**DATASET ENTRIES**:
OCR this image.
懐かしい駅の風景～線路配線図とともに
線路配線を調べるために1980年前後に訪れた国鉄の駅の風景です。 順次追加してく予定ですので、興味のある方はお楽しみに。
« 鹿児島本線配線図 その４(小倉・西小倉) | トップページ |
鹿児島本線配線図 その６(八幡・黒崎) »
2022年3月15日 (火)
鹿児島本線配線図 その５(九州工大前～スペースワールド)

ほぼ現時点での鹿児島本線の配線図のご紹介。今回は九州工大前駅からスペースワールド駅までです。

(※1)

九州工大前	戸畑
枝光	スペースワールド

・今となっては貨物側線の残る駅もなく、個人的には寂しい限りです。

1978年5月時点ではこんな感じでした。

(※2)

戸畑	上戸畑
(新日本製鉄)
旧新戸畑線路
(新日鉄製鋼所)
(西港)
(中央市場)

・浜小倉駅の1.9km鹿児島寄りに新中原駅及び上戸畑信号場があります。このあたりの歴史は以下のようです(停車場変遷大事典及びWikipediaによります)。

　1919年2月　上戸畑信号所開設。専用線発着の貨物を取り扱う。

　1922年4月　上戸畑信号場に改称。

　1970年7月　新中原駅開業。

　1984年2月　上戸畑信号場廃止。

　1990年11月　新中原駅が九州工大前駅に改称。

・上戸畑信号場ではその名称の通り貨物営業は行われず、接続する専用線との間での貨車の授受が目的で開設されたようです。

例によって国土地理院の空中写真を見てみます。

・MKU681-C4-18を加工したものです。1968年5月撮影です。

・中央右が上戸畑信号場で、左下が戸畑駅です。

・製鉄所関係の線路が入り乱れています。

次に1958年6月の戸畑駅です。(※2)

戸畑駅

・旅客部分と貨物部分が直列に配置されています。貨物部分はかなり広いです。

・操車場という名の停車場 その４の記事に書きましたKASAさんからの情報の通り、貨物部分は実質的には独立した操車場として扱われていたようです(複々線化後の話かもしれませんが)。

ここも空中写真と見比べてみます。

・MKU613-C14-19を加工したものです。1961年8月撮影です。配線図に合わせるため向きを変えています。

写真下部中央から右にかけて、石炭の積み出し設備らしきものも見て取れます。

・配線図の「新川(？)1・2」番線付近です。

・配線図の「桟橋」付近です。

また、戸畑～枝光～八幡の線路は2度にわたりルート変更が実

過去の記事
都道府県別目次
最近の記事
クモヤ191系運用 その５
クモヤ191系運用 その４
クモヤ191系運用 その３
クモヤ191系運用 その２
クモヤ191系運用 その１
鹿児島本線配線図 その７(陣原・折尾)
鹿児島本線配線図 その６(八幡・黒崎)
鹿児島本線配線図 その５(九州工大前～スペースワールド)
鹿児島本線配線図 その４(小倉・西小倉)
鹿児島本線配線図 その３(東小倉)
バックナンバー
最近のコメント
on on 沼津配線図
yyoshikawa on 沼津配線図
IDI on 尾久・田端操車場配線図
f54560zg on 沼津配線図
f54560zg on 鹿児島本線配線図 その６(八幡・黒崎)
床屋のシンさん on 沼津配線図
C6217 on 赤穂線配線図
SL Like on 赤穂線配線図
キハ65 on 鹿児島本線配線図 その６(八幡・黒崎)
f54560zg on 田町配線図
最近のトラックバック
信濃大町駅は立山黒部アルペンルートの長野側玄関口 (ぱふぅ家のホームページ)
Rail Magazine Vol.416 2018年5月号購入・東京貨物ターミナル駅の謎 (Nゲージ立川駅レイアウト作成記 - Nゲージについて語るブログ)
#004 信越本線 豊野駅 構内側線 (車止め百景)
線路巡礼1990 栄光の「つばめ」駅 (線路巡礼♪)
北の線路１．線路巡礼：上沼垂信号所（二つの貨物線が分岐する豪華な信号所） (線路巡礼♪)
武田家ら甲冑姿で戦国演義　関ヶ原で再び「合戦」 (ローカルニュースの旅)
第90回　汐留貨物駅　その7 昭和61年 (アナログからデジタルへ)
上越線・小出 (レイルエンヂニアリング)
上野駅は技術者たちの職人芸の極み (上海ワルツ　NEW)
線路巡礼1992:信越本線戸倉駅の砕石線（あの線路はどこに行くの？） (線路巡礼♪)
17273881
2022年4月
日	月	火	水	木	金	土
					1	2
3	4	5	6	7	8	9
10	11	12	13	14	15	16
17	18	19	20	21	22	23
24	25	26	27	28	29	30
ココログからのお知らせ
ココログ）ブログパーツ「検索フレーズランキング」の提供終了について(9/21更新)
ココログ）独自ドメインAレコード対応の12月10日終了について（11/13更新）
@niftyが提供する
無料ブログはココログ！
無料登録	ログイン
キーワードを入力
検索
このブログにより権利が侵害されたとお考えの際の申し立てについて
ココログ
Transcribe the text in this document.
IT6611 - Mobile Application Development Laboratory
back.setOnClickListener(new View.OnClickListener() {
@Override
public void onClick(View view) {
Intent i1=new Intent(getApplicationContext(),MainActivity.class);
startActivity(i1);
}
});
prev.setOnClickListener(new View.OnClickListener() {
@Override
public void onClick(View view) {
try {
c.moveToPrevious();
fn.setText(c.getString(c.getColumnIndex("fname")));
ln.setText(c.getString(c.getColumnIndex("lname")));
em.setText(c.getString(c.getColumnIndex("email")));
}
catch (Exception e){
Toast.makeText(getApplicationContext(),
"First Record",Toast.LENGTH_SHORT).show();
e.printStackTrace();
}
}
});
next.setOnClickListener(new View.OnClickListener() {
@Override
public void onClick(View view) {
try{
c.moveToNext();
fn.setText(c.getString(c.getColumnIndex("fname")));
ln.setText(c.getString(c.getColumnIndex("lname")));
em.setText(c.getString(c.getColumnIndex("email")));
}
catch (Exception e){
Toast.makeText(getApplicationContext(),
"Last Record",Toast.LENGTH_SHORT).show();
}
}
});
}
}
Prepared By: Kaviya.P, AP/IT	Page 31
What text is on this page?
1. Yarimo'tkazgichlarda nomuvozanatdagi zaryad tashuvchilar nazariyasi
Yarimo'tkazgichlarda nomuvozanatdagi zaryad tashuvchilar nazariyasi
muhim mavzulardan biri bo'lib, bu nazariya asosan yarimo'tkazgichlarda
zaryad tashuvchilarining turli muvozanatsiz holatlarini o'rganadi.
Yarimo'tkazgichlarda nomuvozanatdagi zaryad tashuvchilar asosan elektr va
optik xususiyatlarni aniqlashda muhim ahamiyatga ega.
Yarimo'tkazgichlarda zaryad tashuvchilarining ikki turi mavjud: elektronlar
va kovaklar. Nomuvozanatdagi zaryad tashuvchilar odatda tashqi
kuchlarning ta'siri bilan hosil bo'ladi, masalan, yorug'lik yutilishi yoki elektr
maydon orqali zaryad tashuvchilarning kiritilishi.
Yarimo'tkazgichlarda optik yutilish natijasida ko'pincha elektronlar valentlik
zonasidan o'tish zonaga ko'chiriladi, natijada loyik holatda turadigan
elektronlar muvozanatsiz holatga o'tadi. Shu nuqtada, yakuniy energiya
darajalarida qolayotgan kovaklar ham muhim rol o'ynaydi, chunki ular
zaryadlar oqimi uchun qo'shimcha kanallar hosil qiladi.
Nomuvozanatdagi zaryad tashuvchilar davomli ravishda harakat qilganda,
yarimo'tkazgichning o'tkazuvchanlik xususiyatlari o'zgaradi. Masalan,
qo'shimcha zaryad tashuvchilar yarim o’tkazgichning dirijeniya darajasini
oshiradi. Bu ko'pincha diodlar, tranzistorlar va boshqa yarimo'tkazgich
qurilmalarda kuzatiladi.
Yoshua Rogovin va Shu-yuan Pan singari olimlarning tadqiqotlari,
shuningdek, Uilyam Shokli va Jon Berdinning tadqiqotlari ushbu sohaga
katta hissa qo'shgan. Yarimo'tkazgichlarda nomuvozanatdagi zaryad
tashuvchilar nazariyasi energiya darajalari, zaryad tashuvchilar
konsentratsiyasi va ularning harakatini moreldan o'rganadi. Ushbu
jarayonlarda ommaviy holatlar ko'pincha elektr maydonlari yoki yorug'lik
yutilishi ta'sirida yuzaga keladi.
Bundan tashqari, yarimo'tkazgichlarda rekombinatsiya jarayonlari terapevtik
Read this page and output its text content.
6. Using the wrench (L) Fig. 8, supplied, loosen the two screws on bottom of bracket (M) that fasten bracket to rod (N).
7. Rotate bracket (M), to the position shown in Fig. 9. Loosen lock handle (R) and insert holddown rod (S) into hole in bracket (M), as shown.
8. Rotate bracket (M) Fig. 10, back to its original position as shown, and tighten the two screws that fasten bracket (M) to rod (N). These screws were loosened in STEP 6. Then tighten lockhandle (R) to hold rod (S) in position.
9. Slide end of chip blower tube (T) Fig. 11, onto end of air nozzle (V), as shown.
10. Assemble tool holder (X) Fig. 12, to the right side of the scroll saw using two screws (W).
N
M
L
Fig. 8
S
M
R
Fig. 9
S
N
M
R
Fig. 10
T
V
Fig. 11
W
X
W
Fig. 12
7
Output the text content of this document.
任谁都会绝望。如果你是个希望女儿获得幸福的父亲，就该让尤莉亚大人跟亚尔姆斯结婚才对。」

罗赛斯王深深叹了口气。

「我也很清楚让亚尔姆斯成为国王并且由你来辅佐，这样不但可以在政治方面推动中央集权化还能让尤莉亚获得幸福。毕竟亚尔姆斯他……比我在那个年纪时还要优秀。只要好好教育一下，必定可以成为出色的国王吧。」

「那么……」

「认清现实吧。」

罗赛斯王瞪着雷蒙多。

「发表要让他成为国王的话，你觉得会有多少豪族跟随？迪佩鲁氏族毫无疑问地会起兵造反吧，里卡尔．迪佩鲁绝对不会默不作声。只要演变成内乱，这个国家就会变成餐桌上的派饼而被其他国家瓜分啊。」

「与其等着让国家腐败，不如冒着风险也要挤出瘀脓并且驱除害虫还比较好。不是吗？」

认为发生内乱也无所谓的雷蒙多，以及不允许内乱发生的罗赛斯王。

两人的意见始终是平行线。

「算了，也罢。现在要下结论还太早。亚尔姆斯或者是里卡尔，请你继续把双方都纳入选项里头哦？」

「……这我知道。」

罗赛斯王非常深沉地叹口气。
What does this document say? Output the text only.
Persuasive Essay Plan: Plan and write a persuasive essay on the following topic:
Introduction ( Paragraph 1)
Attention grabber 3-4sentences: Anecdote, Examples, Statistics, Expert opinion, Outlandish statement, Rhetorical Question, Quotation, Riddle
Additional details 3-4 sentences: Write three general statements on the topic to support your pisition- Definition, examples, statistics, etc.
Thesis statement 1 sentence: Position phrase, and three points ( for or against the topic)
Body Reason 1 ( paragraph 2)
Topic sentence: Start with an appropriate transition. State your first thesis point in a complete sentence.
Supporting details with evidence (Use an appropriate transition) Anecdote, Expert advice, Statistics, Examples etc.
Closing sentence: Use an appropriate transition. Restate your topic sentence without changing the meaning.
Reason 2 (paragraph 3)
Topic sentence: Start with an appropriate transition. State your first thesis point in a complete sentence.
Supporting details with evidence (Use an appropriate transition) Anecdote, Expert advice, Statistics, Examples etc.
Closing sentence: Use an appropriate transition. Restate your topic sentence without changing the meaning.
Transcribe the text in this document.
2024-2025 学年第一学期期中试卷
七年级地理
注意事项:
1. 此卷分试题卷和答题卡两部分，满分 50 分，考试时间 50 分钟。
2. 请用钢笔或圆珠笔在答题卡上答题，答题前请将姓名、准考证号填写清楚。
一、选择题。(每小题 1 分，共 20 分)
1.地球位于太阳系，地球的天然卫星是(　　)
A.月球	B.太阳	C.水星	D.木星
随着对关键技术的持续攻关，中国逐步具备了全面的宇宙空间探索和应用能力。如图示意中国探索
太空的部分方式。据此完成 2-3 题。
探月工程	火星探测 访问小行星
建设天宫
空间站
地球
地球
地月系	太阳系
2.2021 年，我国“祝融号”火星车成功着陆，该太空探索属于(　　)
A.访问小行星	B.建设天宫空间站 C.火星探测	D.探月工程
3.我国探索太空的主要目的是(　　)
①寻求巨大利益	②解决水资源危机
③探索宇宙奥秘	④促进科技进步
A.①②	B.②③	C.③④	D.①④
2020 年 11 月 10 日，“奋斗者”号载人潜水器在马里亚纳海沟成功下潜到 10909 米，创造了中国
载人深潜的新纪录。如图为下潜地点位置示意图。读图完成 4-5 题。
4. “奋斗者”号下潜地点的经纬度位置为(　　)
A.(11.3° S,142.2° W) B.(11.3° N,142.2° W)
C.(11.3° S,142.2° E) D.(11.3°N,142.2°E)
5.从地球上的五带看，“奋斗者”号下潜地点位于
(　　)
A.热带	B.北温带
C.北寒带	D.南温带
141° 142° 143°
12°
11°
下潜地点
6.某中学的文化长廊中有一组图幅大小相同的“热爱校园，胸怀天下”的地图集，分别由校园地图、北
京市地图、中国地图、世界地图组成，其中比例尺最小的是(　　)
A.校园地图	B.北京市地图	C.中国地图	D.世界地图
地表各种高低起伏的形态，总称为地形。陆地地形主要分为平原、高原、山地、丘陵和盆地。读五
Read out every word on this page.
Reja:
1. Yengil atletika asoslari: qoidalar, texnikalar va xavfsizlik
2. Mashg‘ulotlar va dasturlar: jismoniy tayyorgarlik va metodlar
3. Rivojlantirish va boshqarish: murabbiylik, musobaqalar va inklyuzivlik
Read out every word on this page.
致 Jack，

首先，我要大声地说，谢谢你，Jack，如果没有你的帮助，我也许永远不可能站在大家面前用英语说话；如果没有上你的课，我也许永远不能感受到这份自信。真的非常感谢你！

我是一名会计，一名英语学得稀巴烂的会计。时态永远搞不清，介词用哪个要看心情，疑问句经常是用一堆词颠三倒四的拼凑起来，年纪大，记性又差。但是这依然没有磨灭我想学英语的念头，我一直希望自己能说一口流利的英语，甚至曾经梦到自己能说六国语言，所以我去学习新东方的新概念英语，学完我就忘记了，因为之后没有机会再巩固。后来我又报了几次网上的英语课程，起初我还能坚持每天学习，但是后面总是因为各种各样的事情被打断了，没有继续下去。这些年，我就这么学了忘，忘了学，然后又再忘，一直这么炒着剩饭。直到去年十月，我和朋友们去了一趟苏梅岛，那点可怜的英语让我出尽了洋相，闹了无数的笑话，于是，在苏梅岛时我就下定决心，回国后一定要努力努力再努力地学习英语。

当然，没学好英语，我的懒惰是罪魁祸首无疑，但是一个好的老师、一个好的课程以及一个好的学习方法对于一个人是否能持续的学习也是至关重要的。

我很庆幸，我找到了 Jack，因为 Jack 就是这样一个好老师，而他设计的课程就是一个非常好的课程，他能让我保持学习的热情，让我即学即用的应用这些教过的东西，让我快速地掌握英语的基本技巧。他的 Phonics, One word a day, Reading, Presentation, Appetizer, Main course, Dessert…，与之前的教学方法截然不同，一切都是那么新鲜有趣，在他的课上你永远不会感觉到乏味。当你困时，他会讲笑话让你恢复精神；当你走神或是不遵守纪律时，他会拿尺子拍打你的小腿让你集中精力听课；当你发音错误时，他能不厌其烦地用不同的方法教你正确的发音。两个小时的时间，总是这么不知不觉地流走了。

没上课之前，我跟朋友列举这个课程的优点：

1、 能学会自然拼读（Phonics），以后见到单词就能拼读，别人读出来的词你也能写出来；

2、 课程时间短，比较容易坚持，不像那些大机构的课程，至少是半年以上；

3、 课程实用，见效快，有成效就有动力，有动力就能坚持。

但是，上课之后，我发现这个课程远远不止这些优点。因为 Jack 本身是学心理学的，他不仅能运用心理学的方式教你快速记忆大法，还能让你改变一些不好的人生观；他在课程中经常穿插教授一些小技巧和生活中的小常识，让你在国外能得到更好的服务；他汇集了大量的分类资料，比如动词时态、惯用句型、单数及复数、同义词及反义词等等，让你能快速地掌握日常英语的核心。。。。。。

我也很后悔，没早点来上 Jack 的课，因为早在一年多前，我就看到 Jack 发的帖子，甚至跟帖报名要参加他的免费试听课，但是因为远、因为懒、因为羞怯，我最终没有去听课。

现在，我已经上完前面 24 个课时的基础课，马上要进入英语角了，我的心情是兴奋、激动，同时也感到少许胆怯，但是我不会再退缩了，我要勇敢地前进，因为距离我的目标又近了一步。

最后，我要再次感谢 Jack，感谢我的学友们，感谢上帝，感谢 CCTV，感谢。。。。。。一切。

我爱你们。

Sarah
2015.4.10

**JOB**: Give back only a number, the number of lines where the string "tkazgichlarda" occurs.

**TASK RESULT**: 8